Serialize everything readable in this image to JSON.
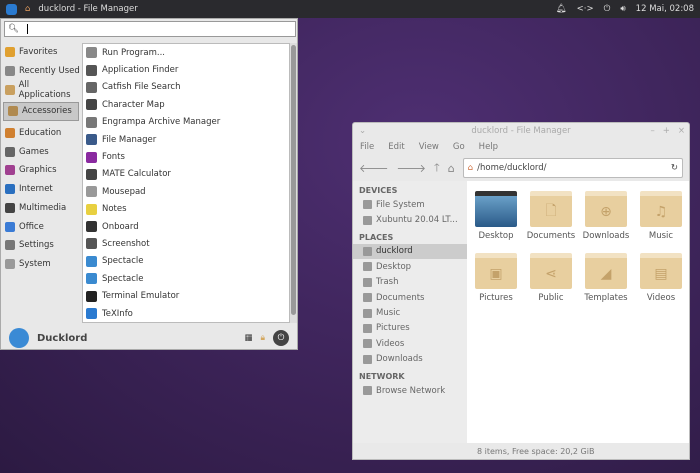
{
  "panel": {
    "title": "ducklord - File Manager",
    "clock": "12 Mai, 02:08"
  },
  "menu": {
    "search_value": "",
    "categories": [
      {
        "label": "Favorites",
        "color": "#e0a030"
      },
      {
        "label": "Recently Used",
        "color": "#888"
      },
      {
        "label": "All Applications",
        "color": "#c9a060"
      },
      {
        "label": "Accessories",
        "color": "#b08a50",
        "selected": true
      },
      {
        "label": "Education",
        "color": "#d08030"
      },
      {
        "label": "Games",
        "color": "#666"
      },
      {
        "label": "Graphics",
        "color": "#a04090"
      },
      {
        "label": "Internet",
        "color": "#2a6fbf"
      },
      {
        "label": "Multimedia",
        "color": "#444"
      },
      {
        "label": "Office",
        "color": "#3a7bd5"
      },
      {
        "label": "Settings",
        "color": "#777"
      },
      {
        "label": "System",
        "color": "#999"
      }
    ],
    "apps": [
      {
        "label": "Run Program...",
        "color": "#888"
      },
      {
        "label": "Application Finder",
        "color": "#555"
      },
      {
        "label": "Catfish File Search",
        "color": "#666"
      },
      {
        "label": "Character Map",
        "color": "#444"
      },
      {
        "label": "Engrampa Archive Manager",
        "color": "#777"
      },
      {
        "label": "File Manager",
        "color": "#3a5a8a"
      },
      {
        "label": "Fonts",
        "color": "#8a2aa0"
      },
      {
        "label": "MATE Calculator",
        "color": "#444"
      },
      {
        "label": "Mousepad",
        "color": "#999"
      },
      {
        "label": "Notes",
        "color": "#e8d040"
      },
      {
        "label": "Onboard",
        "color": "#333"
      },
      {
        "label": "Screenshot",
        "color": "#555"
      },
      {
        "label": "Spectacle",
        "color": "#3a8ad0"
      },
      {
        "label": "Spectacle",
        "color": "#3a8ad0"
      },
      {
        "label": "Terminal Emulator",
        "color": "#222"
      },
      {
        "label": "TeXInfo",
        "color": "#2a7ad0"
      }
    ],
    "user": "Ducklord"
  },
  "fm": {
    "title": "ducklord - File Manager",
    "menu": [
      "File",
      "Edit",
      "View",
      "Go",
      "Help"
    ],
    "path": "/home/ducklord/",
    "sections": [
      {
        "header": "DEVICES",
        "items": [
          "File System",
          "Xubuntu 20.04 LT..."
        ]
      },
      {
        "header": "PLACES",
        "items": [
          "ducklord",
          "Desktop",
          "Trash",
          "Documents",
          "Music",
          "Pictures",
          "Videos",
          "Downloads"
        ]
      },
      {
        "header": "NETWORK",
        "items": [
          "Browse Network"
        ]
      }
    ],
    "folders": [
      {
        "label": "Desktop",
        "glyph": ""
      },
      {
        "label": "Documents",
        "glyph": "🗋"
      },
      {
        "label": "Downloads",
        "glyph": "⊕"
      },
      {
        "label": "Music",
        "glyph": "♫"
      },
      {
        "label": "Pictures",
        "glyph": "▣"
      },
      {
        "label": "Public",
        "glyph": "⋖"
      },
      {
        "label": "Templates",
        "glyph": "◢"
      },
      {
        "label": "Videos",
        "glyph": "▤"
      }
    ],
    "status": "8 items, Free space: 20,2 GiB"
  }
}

........

__What you should do__.
Write the full listing out again with every line unchanged, but include no pictures.

__Result of the exercise__.
Serialize everything readable in this image to JSON.
{
  "panel": {
    "title": "ducklord - File Manager",
    "clock": "12 Mai, 02:08"
  },
  "menu": {
    "search_value": "",
    "categories": [
      {
        "label": "Favorites",
        "color": "#e0a030"
      },
      {
        "label": "Recently Used",
        "color": "#888"
      },
      {
        "label": "All Applications",
        "color": "#c9a060"
      },
      {
        "label": "Accessories",
        "color": "#b08a50",
        "selected": true
      },
      {
        "label": "Education",
        "color": "#d08030"
      },
      {
        "label": "Games",
        "color": "#666"
      },
      {
        "label": "Graphics",
        "color": "#a04090"
      },
      {
        "label": "Internet",
        "color": "#2a6fbf"
      },
      {
        "label": "Multimedia",
        "color": "#444"
      },
      {
        "label": "Office",
        "color": "#3a7bd5"
      },
      {
        "label": "Settings",
        "color": "#777"
      },
      {
        "label": "System",
        "color": "#999"
      }
    ],
    "apps": [
      {
        "label": "Run Program...",
        "color": "#888"
      },
      {
        "label": "Application Finder",
        "color": "#555"
      },
      {
        "label": "Catfish File Search",
        "color": "#666"
      },
      {
        "label": "Character Map",
        "color": "#444"
      },
      {
        "label": "Engrampa Archive Manager",
        "color": "#777"
      },
      {
        "label": "File Manager",
        "color": "#3a5a8a"
      },
      {
        "label": "Fonts",
        "color": "#8a2aa0"
      },
      {
        "label": "MATE Calculator",
        "color": "#444"
      },
      {
        "label": "Mousepad",
        "color": "#999"
      },
      {
        "label": "Notes",
        "color": "#e8d040"
      },
      {
        "label": "Onboard",
        "color": "#333"
      },
      {
        "label": "Screenshot",
        "color": "#555"
      },
      {
        "label": "Spectacle",
        "color": "#3a8ad0"
      },
      {
        "label": "Spectacle",
        "color": "#3a8ad0"
      },
      {
        "label": "Terminal Emulator",
        "color": "#222"
      },
      {
        "label": "TeXInfo",
        "color": "#2a7ad0"
      }
    ],
    "user": "Ducklord"
  },
  "fm": {
    "title": "ducklord - File Manager",
    "menu": [
      "File",
      "Edit",
      "View",
      "Go",
      "Help"
    ],
    "path": "/home/ducklord/",
    "sections": [
      {
        "header": "DEVICES",
        "items": [
          "File System",
          "Xubuntu 20.04 LT..."
        ]
      },
      {
        "header": "PLACES",
        "items": [
          "ducklord",
          "Desktop",
          "Trash",
          "Documents",
          "Music",
          "Pictures",
          "Videos",
          "Downloads"
        ]
      },
      {
        "header": "NETWORK",
        "items": [
          "Browse Network"
        ]
      }
    ],
    "folders": [
      {
        "label": "Desktop",
        "glyph": ""
      },
      {
        "label": "Documents",
        "glyph": "🗋"
      },
      {
        "label": "Downloads",
        "glyph": "⊕"
      },
      {
        "label": "Music",
        "glyph": "♫"
      },
      {
        "label": "Pictures",
        "glyph": "▣"
      },
      {
        "label": "Public",
        "glyph": "⋖"
      },
      {
        "label": "Templates",
        "glyph": "◢"
      },
      {
        "label": "Videos",
        "glyph": "▤"
      }
    ],
    "status": "8 items, Free space: 20,2 GiB"
  }
}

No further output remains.